Problem to solve ▸
In the data below, find every line that has the string "Ngoµi", and copy it.

[Collected data entries]

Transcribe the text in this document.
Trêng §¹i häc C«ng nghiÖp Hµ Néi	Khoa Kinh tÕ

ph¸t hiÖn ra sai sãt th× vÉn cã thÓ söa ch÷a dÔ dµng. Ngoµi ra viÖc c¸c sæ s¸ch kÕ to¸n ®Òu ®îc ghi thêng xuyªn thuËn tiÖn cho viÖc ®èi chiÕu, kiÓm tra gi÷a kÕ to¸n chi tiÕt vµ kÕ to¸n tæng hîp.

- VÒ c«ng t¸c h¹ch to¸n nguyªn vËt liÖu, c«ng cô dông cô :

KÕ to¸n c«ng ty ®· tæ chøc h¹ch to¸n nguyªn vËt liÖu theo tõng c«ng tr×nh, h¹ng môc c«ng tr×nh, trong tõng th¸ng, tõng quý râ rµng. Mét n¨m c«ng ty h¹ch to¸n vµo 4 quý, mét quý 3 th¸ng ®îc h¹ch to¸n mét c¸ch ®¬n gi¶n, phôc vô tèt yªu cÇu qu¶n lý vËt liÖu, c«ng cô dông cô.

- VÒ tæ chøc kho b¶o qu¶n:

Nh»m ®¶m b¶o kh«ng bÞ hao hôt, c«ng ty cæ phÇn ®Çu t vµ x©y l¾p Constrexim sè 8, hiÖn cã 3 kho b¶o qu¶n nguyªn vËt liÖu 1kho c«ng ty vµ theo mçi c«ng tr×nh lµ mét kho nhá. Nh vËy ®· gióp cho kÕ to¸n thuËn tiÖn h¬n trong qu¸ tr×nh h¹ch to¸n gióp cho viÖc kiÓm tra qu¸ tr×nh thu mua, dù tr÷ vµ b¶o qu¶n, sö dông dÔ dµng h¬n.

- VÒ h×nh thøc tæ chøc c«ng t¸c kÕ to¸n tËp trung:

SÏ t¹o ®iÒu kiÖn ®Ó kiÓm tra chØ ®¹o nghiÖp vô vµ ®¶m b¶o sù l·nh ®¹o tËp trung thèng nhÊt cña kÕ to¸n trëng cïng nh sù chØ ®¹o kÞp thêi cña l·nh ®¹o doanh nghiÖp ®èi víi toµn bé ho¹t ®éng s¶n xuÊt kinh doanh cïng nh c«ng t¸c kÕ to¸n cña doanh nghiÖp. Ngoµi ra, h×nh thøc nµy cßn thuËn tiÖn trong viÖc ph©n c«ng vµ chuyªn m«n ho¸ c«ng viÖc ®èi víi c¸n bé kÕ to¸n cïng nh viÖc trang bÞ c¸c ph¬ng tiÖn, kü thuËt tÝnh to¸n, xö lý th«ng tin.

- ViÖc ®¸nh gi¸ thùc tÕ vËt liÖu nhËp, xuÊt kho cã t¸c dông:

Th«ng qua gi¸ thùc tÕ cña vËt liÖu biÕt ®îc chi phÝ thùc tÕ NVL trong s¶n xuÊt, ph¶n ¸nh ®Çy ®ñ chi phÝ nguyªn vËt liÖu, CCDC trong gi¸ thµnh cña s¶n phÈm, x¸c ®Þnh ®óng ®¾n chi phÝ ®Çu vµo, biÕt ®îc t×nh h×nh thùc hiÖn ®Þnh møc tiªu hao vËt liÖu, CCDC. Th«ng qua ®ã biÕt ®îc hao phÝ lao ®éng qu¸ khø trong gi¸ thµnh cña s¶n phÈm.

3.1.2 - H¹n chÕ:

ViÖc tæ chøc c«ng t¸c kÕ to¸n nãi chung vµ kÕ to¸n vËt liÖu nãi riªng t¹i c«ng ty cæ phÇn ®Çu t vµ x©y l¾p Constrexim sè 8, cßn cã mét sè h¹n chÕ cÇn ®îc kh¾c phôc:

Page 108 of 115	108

Response below ▸
ph¸t hiÖn ra sai sãt th× vÉn cã thÓ söa ch÷a dÔ dµng. Ngoµi ra viÖc c¸c sæ s¸ch kÕ to¸n ®Òu ®îc ghi thêng xuyªn thuËn tiÖn cho viÖc ®èi chiÕu, kiÓm tra gi÷a kÕ to¸n chi tiÕt vµ kÕ to¸n tæng hîp.
SÏ t¹o ®iÒu kiÖn ®Ó kiÓm tra chØ ®¹o nghiÖp vô vµ ®¶m b¶o sù l·nh ®¹o tËp trung thèng nhÊt cña kÕ to¸n trëng cïng nh sù chØ ®¹o kÞp thêi cña l·nh ®¹o doanh nghiÖp ®èi víi toµn bé ho¹t ®éng s¶n xuÊt kinh doanh cïng nh c«ng t¸c kÕ to¸n cña doanh nghiÖp. Ngoµi ra, h×nh thøc nµy cßn thuËn tiÖn trong viÖc ph©n c«ng vµ chuyªn m«n ho¸ c«ng viÖc ®èi víi c¸n bé kÕ to¸n cïng nh viÖc trang bÞ c¸c ph¬ng tiÖn, kü thuËt tÝnh to¸n, xö lý th«ng tin.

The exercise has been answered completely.